* _SHORT PROBLEM_
Find the word "JSON" in the material below and gather every line that contains it.

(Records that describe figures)

---*---

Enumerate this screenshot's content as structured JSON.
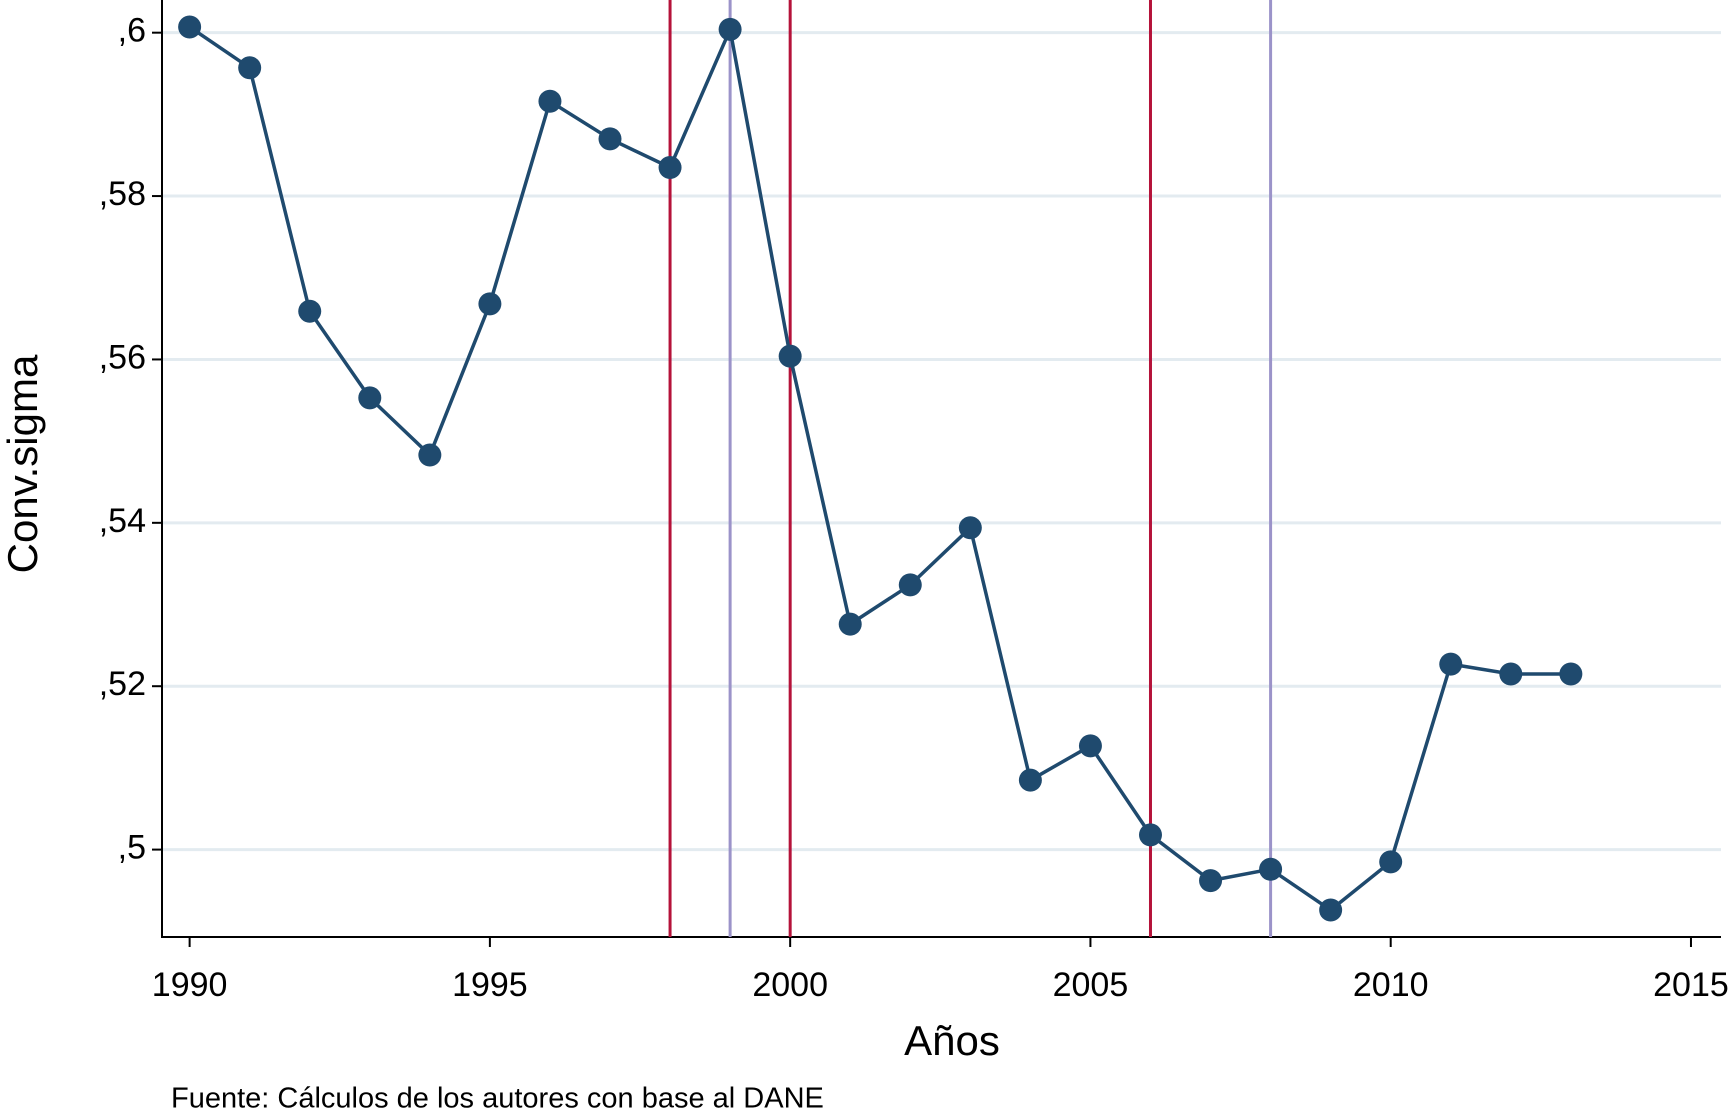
{
  "chart_data": {
    "type": "line",
    "x_label": "Años",
    "y_label": "Conv.sigma",
    "note": "Fuente: Cálculos de los autores con base al DANE",
    "x": [
      1990,
      1991,
      1992,
      1993,
      1994,
      1995,
      1996,
      1997,
      1998,
      1999,
      2000,
      2001,
      2002,
      2003,
      2004,
      2005,
      2006,
      2007,
      2008,
      2009,
      2010,
      2011,
      2012,
      2013
    ],
    "values": [
      0.6007,
      0.5957,
      0.5659,
      0.5553,
      0.5483,
      0.5668,
      0.5916,
      0.587,
      0.5835,
      0.6004,
      0.5604,
      0.5276,
      0.5324,
      0.5394,
      0.5085,
      0.5127,
      0.5018,
      0.4962,
      0.4976,
      0.4926,
      0.4985,
      0.5227,
      0.5215,
      0.5215
    ],
    "color": "#1f4a6e",
    "vlines": [
      {
        "x": 1998,
        "color": "#b5123a"
      },
      {
        "x": 1999,
        "color": "#9b93c9"
      },
      {
        "x": 2000,
        "color": "#b5123a"
      },
      {
        "x": 2006,
        "color": "#b5123a"
      },
      {
        "x": 2008,
        "color": "#9b93c9"
      }
    ],
    "xlim": [
      1989.54,
      2015.5
    ],
    "xticks": [
      1990,
      1995,
      2000,
      2005,
      2010,
      2015
    ],
    "ylim": [
      0.4893,
      0.604
    ],
    "yticks": [
      {
        "value": 0.5,
        "label": ",5"
      },
      {
        "value": 0.52,
        "label": ",52"
      },
      {
        "value": 0.54,
        "label": ",54"
      },
      {
        "value": 0.56,
        "label": ",56"
      },
      {
        "value": 0.58,
        "label": ",58"
      },
      {
        "value": 0.6,
        "label": ",6"
      }
    ],
    "grid": true,
    "grid_color": "#e3ebf0"
  }
}
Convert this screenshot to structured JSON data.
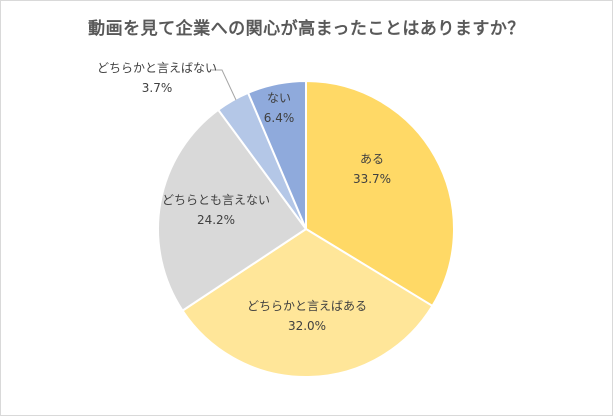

---*---

* _RESPONSE TO THE TASK_
Enumerate this screenshot's content as structured JSON.
Convert this screenshot to structured JSON data.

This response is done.